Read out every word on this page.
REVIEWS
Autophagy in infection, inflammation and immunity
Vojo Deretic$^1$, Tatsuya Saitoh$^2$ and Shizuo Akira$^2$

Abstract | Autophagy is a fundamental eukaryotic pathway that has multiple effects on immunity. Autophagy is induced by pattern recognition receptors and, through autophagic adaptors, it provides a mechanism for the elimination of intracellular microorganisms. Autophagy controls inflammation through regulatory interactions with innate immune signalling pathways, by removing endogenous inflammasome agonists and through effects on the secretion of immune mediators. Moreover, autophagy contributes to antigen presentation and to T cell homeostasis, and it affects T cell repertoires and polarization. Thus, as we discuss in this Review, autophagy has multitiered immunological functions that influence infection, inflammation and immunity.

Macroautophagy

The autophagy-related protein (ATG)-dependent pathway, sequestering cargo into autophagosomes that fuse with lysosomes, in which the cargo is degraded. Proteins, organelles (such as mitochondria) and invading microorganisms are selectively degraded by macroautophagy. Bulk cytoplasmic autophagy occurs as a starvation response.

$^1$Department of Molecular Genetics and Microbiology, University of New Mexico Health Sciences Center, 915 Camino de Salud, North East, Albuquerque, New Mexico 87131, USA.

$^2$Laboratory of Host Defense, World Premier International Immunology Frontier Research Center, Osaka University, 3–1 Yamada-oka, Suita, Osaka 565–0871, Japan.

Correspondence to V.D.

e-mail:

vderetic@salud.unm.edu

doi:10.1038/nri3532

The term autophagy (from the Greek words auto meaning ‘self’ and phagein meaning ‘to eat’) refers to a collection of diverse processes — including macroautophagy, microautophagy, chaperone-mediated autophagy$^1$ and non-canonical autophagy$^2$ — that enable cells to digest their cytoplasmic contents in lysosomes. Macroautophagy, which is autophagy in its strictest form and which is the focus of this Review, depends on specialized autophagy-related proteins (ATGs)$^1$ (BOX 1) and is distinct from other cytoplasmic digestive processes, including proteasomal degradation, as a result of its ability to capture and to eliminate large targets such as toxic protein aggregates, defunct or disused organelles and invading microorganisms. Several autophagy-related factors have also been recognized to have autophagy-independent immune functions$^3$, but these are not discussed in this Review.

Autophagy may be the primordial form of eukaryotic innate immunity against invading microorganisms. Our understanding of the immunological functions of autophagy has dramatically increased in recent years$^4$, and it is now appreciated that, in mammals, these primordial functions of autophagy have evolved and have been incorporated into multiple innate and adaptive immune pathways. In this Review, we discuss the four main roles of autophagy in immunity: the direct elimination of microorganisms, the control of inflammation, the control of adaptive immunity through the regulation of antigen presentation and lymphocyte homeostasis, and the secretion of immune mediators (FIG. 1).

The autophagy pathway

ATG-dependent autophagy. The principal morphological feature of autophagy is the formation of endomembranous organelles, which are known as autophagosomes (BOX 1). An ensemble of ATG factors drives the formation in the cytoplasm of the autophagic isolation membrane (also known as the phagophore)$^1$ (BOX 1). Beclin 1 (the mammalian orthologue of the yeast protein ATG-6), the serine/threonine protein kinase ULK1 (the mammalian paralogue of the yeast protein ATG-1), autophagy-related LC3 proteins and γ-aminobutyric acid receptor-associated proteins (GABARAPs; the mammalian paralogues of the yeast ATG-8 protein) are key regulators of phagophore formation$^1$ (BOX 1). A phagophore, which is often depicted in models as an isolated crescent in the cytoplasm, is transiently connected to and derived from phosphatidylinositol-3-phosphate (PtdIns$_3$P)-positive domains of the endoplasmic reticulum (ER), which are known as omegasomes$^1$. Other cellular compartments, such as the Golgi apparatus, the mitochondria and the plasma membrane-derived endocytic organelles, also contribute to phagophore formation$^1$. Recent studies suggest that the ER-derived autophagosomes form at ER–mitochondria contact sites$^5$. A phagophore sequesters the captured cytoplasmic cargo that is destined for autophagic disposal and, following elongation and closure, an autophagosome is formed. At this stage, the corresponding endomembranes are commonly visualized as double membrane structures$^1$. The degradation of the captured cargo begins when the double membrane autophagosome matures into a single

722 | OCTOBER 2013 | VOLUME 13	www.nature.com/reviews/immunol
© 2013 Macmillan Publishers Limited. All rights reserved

-------------------------

» TO DO:
Each of the entries must be written out again exactly.

» PROBLEM SOLUTION:
Read out every word on this page.
REVIEWS
Autophagy in infection, inflammation and immunity
Vojo Deretic$^1$, Tatsuya Saitoh$^2$ and Shizuo Akira$^2$

Abstract | Autophagy is a fundamental eukaryotic pathway that has multiple effects on immunity. Autophagy is induced by pattern recognition receptors and, through autophagic adaptors, it provides a mechanism for the elimination of intracellular microorganisms. Autophagy controls inflammation through regulatory interactions with innate immune signalling pathways, by removing endogenous inflammasome agonists and through effects on the secretion of immune mediators. Moreover, autophagy contributes to antigen presentation and to T cell homeostasis, and it affects T cell repertoires and polarization. Thus, as we discuss in this Review, autophagy has multitiered immunological functions that influence infection, inflammation and immunity.

Macroautophagy

The autophagy-related protein (ATG)-dependent pathway, sequestering cargo into autophagosomes that fuse with lysosomes, in which the cargo is degraded. Proteins, organelles (such as mitochondria) and invading microorganisms are selectively degraded by macroautophagy. Bulk cytoplasmic autophagy occurs as a starvation response.

$^1$Department of Molecular Genetics and Microbiology, University of New Mexico Health Sciences Center, 915 Camino de Salud, North East, Albuquerque, New Mexico 87131, USA.

$^2$Laboratory of Host Defense, World Premier International Immunology Frontier Research Center, Osaka University, 3–1 Yamada-oka, Suita, Osaka 565–0871, Japan.

Correspondence to V.D.

e-mail:

vderetic@salud.unm.edu

doi:10.1038/nri3532

The term autophagy (from the Greek words auto meaning ‘self’ and phagein meaning ‘to eat’) refers to a collection of diverse processes — including macroautophagy, microautophagy, chaperone-mediated autophagy$^1$ and non-canonical autophagy$^2$ — that enable cells to digest their cytoplasmic contents in lysosomes. Macroautophagy, which is autophagy in its strictest form and which is the focus of this Review, depends on specialized autophagy-related proteins (ATGs)$^1$ (BOX 1) and is distinct from other cytoplasmic digestive processes, including proteasomal degradation, as a result of its ability to capture and to eliminate large targets such as toxic protein aggregates, defunct or disused organelles and invading microorganisms. Several autophagy-related factors have also been recognized to have autophagy-independent immune functions$^3$, but these are not discussed in this Review.

Autophagy may be the primordial form of eukaryotic innate immunity against invading microorganisms. Our understanding of the immunological functions of autophagy has dramatically increased in recent years$^4$, and it is now appreciated that, in mammals, these primordial functions of autophagy have evolved and have been incorporated into multiple innate and adaptive immune pathways. In this Review, we discuss the four main roles of autophagy in immunity: the direct elimination of microorganisms, the control of inflammation, the control of adaptive immunity through the regulation of antigen presentation and lymphocyte homeostasis, and the secretion of immune mediators (FIG. 1).

The autophagy pathway

ATG-dependent autophagy. The principal morphological feature of autophagy is the formation of endomembranous organelles, which are known as autophagosomes (BOX 1). An ensemble of ATG factors drives the formation in the cytoplasm of the autophagic isolation membrane (also known as the phagophore)$^1$ (BOX 1). Beclin 1 (the mammalian orthologue of the yeast protein ATG-6), the serine/threonine protein kinase ULK1 (the mammalian paralogue of the yeast protein ATG-1), autophagy-related LC3 proteins and γ-aminobutyric acid receptor-associated proteins (GABARAPs; the mammalian paralogues of the yeast ATG-8 protein) are key regulators of phagophore formation$^1$ (BOX 1). A phagophore, which is often depicted in models as an isolated crescent in the cytoplasm, is transiently connected to and derived from phosphatidylinositol-3-phosphate (PtdIns$_3$P)-positive domains of the endoplasmic reticulum (ER), which are known as omegasomes$^1$. Other cellular compartments, such as the Golgi apparatus, the mitochondria and the plasma membrane-derived endocytic organelles, also contribute to phagophore formation$^1$. Recent studies suggest that the ER-derived autophagosomes form at ER–mitochondria contact sites$^5$. A phagophore sequesters the captured cytoplasmic cargo that is destined for autophagic disposal and, following elongation and closure, an autophagosome is formed. At this stage, the corresponding endomembranes are commonly visualized as double membrane structures$^1$. The degradation of the captured cargo begins when the double membrane autophagosome matures into a single

722 | OCTOBER 2013 | VOLUME 13	www.nature.com/reviews/immunol
© 2013 Macmillan Publishers Limited. All rights reserved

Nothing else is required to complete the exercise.